Recorded data:
==================================================
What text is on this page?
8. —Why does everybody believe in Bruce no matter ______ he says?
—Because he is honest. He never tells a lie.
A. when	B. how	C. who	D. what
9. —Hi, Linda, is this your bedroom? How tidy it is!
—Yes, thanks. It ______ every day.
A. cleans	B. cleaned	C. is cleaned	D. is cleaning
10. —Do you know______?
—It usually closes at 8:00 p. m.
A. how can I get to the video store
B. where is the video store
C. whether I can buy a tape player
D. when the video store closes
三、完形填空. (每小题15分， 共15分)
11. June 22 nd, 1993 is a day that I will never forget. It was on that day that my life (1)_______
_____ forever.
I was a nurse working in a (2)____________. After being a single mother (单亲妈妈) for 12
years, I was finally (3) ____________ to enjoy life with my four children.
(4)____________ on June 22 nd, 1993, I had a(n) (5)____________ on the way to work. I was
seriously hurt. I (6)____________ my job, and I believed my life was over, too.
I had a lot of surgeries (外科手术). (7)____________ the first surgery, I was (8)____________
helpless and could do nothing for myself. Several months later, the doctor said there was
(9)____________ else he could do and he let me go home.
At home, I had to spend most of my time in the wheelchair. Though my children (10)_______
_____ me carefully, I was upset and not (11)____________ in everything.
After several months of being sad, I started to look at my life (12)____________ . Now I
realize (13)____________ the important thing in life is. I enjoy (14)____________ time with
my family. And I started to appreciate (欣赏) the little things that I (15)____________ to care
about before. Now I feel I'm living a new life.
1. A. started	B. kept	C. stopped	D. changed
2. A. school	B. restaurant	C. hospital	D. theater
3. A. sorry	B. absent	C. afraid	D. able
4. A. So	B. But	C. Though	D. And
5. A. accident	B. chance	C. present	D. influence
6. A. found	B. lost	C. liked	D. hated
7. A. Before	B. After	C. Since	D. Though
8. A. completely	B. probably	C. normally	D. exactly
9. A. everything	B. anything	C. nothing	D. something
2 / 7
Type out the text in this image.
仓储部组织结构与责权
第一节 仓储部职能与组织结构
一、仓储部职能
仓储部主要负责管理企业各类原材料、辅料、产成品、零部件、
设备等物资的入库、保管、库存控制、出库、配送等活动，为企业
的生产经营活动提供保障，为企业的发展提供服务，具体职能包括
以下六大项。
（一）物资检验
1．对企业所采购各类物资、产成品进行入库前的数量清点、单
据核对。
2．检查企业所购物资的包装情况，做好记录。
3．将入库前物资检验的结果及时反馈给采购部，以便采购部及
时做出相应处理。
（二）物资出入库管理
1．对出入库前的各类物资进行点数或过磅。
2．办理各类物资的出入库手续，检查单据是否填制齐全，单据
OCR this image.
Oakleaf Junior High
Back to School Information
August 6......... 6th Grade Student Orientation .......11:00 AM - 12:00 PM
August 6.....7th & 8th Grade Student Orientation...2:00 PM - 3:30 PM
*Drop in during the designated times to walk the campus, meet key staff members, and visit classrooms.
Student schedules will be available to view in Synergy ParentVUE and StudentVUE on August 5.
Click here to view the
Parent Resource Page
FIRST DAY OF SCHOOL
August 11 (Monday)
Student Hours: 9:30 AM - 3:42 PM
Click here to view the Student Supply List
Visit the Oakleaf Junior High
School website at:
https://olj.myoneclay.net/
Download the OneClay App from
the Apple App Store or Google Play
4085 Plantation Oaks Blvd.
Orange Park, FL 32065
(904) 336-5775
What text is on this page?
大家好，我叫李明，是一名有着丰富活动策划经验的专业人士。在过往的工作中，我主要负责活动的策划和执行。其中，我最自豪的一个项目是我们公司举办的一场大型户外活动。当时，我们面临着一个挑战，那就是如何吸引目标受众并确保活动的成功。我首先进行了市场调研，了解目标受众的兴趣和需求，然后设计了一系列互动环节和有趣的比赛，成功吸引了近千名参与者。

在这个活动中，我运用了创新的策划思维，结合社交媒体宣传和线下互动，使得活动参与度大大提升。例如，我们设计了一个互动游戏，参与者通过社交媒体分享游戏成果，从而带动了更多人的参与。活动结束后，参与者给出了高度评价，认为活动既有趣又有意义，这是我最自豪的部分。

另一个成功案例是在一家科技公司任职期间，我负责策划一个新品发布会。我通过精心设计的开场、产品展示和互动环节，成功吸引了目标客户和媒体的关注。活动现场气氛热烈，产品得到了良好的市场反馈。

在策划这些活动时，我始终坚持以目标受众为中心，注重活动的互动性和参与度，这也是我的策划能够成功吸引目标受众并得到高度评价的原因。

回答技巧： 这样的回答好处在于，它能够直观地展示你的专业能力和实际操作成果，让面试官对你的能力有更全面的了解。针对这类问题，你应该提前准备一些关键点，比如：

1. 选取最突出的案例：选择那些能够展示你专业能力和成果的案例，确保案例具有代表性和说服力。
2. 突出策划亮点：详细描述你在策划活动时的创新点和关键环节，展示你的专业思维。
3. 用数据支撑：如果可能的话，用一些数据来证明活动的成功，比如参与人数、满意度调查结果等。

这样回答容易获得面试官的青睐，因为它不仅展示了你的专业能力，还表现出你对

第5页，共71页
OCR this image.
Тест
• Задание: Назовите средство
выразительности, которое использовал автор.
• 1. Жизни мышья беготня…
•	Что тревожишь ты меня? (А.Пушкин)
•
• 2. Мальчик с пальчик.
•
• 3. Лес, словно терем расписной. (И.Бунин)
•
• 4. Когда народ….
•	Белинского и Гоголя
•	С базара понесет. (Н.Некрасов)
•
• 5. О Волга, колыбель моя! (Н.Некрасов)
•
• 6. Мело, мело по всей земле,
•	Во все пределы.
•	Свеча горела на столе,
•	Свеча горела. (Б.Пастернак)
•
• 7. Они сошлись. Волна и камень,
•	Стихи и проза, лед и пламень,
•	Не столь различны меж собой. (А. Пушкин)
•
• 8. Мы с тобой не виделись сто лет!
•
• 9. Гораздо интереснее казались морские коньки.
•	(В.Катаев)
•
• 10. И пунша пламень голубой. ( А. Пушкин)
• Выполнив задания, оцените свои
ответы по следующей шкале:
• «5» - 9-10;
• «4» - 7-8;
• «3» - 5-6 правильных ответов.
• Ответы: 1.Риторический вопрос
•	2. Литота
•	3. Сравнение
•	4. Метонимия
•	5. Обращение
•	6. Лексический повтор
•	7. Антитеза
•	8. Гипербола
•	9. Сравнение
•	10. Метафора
==================================================
### EXERCISE TASK
Exactly as they are written, print the entries again.

### EXERCISE RESPONSE
What text is on this page?
8. —Why does everybody believe in Bruce no matter ______ he says?
—Because he is honest. He never tells a lie.
A. when	B. how	C. who	D. what
9. —Hi, Linda, is this your bedroom? How tidy it is!
—Yes, thanks. It ______ every day.
A. cleans	B. cleaned	C. is cleaned	D. is cleaning
10. —Do you know______?
—It usually closes at 8:00 p. m.
A. how can I get to the video store
B. where is the video store
C. whether I can buy a tape player
D. when the video store closes
三、完形填空. (每小题15分， 共15分)
11. June 22 nd, 1993 is a day that I will never forget. It was on that day that my life (1)_______
_____ forever.
I was a nurse working in a (2)____________. After being a single mother (单亲妈妈) for 12
years, I was finally (3) ____________ to enjoy life with my four children.
(4)____________ on June 22 nd, 1993, I had a(n) (5)____________ on the way to work. I was
seriously hurt. I (6)____________ my job, and I believed my life was over, too.
I had a lot of surgeries (外科手术). (7)____________ the first surgery, I was (8)____________
helpless and could do nothing for myself. Several months later, the doctor said there was
(9)____________ else he could do and he let me go home.
At home, I had to spend most of my time in the wheelchair. Though my children (10)_______
_____ me carefully, I was upset and not (11)____________ in everything.
After several months of being sad, I started to look at my life (12)____________ . Now I
realize (13)____________ the important thing in life is. I enjoy (14)____________ time with
my family. And I started to appreciate (欣赏) the little things that I (15)____________ to care
about before. Now I feel I'm living a new life.
1. A. started	B. kept	C. stopped	D. changed
2. A. school	B. restaurant	C. hospital	D. theater
3. A. sorry	B. absent	C. afraid	D. able
4. A. So	B. But	C. Though	D. And
5. A. accident	B. chance	C. present	D. influence
6. A. found	B. lost	C. liked	D. hated
7. A. Before	B. After	C. Since	D. Though
8. A. completely	B. probably	C. normally	D. exactly
9. A. everything	B. anything	C. nothing	D. something
2 / 7
Type out the text in this image.
仓储部组织结构与责权
第一节 仓储部职能与组织结构
一、仓储部职能
仓储部主要负责管理企业各类原材料、辅料、产成品、零部件、
设备等物资的入库、保管、库存控制、出库、配送等活动，为企业
的生产经营活动提供保障，为企业的发展提供服务，具体职能包括
以下六大项。
（一）物资检验
1．对企业所采购各类物资、产成品进行入库前的数量清点、单
据核对。
2．检查企业所购物资的包装情况，做好记录。
3．将入库前物资检验的结果及时反馈给采购部，以便采购部及
时做出相应处理。
（二）物资出入库管理
1．对出入库前的各类物资进行点数或过磅。
2．办理各类物资的出入库手续，检查单据是否填制齐全，单据
OCR this image.
Oakleaf Junior High
Back to School Information
August 6......... 6th Grade Student Orientation .......11:00 AM - 12:00 PM
August 6.....7th & 8th Grade Student Orientation...2:00 PM - 3:30 PM
*Drop in during the designated times to walk the campus, meet key staff members, and visit classrooms.
Student schedules will be available to view in Synergy ParentVUE and StudentVUE on August 5.
Click here to view the
Parent Resource Page
FIRST DAY OF SCHOOL
August 11 (Monday)
Student Hours: 9:30 AM - 3:42 PM
Click here to view the Student Supply List
Visit the Oakleaf Junior High
School website at:
https://olj.myoneclay.net/
Download the OneClay App from
the Apple App Store or Google Play
4085 Plantation Oaks Blvd.
Orange Park, FL 32065
(904) 336-5775
What text is on this page?
大家好，我叫李明，是一名有着丰富活动策划经验的专业人士。在过往的工作中，我主要负责活动的策划和执行。其中，我最自豪的一个项目是我们公司举办的一场大型户外活动。当时，我们面临着一个挑战，那就是如何吸引目标受众并确保活动的成功。我首先进行了市场调研，了解目标受众的兴趣和需求，然后设计了一系列互动环节和有趣的比赛，成功吸引了近千名参与者。

在这个活动中，我运用了创新的策划思维，结合社交媒体宣传和线下互动，使得活动参与度大大提升。例如，我们设计了一个互动游戏，参与者通过社交媒体分享游戏成果，从而带动了更多人的参与。活动结束后，参与者给出了高度评价，认为活动既有趣又有意义，这是我最自豪的部分。

另一个成功案例是在一家科技公司任职期间，我负责策划一个新品发布会。我通过精心设计的开场、产品展示和互动环节，成功吸引了目标客户和媒体的关注。活动现场气氛热烈，产品得到了良好的市场反馈。

在策划这些活动时，我始终坚持以目标受众为中心，注重活动的互动性和参与度，这也是我的策划能够成功吸引目标受众并得到高度评价的原因。

回答技巧： 这样的回答好处在于，它能够直观地展示你的专业能力和实际操作成果，让面试官对你的能力有更全面的了解。针对这类问题，你应该提前准备一些关键点，比如：

1. 选取最突出的案例：选择那些能够展示你专业能力和成果的案例，确保案例具有代表性和说服力。
2. 突出策划亮点：详细描述你在策划活动时的创新点和关键环节，展示你的专业思维。
3. 用数据支撑：如果可能的话，用一些数据来证明活动的成功，比如参与人数、满意度调查结果等。

这样回答容易获得面试官的青睐，因为它不仅展示了你的专业能力，还表现出你对

第5页，共71页
OCR this image.
Тест
• Задание: Назовите средство
выразительности, которое использовал автор.
• 1. Жизни мышья беготня…
•	Что тревожишь ты меня? (А.Пушкин)
•
• 2. Мальчик с пальчик.
•
• 3. Лес, словно терем расписной. (И.Бунин)
•
• 4. Когда народ….
•	Белинского и Гоголя
•	С базара понесет. (Н.Некрасов)
•
• 5. О Волга, колыбель моя! (Н.Некрасов)
•
• 6. Мело, мело по всей земле,
•	Во все пределы.
•	Свеча горела на столе,
•	Свеча горела. (Б.Пастернак)
•
• 7. Они сошлись. Волна и камень,
•	Стихи и проза, лед и пламень,
•	Не столь различны меж собой. (А. Пушкин)
•
• 8. Мы с тобой не виделись сто лет!
•
• 9. Гораздо интереснее казались морские коньки.
•	(В.Катаев)
•
• 10. И пунша пламень голубой. ( А. Пушкин)
• Выполнив задания, оцените свои
ответы по следующей шкале:
• «5» - 9-10;
• «4» - 7-8;
• «3» - 5-6 правильных ответов.
• Ответы: 1.Риторический вопрос
•	2. Литота
•	3. Сравнение
•	4. Метонимия
•	5. Обращение
•	6. Лексический повтор
•	7. Антитеза
•	8. Гипербола
•	9. Сравнение
•	10. Метафора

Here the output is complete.